Dataset entries
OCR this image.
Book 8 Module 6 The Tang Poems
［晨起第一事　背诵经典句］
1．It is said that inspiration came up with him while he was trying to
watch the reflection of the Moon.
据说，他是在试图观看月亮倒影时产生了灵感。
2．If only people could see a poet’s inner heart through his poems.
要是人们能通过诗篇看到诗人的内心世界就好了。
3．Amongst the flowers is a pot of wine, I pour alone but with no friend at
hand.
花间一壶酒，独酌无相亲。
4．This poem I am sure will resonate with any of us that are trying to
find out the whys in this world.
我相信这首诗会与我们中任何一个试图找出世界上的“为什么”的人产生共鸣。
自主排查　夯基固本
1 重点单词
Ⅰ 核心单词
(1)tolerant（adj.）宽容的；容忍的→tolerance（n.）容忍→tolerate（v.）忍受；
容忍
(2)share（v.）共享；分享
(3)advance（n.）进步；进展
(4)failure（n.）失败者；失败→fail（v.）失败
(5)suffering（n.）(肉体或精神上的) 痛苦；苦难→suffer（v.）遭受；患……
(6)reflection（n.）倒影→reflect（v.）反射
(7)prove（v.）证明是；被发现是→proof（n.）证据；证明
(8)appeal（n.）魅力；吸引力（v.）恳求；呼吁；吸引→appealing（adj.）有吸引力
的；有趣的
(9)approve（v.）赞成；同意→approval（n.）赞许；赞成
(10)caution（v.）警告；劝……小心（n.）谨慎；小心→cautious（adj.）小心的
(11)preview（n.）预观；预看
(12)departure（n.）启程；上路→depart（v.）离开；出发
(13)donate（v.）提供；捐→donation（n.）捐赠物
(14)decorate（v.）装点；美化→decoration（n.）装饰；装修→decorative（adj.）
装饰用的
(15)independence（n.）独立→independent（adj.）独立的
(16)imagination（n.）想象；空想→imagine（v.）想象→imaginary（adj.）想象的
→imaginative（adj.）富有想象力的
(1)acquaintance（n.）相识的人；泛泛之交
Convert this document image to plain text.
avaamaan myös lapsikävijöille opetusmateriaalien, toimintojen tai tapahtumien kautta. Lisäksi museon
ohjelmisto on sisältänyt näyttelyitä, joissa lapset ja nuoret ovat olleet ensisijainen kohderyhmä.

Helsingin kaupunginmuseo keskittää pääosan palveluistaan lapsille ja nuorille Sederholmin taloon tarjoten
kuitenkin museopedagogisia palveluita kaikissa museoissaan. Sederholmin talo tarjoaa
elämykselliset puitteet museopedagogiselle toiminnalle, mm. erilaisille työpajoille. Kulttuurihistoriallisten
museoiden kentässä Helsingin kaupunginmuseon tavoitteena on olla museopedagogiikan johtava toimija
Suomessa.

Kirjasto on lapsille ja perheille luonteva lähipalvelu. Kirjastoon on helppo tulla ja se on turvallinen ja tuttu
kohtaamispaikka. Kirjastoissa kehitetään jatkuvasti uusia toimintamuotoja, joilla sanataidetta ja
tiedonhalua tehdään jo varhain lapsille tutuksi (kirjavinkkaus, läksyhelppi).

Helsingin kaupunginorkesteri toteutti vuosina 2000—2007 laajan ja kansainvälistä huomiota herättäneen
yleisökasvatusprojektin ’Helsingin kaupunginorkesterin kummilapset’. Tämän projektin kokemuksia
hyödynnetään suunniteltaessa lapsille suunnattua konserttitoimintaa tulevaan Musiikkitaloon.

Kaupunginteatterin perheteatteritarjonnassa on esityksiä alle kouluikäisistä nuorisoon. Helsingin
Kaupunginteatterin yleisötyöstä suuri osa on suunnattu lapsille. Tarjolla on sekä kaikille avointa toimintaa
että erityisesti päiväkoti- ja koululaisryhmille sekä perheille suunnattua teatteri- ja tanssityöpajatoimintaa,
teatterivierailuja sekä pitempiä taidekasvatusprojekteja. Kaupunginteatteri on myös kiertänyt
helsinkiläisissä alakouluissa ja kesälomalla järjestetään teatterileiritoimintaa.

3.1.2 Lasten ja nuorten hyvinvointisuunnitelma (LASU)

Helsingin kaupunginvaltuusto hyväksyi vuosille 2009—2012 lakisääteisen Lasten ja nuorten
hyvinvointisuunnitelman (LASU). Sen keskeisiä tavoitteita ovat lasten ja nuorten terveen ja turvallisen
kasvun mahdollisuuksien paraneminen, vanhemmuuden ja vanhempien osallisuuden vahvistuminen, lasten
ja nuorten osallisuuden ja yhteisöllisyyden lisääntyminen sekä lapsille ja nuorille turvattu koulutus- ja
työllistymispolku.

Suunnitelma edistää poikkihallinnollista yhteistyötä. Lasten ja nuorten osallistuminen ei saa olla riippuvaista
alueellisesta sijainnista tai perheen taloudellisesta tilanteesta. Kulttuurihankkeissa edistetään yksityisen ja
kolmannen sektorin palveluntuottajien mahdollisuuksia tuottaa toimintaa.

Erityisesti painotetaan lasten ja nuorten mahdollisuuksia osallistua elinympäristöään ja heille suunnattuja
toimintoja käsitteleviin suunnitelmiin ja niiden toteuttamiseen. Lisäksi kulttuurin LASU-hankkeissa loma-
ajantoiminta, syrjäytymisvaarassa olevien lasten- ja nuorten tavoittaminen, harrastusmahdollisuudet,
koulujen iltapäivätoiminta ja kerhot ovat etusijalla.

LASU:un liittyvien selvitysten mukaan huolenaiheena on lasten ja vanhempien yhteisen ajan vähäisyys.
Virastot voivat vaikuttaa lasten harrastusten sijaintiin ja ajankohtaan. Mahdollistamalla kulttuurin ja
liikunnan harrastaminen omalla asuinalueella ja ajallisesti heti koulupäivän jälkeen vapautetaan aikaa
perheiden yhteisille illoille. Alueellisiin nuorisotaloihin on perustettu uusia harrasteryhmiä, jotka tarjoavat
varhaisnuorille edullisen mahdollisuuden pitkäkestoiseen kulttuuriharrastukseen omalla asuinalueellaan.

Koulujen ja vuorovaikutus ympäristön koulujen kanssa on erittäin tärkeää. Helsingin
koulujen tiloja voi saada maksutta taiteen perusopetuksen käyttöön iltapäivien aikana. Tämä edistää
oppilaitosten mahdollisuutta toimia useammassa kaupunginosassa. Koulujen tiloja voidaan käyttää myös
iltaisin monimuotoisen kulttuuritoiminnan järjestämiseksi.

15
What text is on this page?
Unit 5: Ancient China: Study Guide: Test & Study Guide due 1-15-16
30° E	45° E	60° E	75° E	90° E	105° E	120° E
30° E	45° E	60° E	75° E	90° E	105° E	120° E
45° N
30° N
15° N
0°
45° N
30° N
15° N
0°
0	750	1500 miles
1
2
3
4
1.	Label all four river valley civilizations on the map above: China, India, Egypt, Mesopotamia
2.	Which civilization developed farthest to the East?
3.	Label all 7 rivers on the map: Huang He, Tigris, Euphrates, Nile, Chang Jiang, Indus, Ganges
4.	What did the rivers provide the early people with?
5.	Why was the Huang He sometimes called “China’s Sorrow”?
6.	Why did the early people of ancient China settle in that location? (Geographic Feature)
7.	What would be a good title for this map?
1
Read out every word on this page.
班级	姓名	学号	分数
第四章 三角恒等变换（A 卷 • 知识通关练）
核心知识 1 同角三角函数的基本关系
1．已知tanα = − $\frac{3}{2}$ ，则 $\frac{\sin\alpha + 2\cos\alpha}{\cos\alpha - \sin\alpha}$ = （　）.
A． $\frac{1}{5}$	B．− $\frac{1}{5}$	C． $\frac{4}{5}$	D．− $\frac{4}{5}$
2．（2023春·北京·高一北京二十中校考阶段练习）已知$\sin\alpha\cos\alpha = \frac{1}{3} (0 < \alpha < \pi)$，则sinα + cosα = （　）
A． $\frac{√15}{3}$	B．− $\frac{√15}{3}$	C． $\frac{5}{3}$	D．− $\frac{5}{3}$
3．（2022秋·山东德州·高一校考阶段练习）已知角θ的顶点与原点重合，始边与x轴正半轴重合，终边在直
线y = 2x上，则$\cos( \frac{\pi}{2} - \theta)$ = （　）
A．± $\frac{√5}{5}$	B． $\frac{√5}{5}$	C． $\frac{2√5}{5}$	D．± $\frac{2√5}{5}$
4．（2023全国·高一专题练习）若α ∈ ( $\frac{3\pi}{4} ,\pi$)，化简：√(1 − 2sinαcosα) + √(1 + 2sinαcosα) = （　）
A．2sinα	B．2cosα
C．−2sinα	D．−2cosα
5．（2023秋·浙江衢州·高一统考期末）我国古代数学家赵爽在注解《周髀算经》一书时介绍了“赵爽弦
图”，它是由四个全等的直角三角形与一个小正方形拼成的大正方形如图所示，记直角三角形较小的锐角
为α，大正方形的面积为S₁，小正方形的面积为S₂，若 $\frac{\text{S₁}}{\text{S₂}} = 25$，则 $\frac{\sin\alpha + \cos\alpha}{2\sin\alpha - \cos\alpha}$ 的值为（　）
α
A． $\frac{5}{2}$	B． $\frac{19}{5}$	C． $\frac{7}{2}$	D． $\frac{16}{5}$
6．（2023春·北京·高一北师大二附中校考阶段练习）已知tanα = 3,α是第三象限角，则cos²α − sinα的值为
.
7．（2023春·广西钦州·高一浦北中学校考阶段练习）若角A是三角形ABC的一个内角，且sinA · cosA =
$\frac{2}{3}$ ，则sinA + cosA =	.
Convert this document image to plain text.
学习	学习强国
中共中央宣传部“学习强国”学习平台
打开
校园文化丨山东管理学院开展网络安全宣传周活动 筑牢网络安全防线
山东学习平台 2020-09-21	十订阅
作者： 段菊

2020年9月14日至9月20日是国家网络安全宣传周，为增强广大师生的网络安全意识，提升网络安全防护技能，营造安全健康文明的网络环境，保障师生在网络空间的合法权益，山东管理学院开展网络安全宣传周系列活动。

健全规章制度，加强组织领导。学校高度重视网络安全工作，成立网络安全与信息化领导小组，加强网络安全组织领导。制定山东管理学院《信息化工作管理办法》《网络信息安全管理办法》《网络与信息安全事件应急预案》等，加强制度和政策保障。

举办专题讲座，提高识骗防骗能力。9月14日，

#### [WHAT IS EXPECTED]
Count every line in the entries above where the word "page" appears; respond with the number alone.

#### [WRITTEN RESPONSE]
2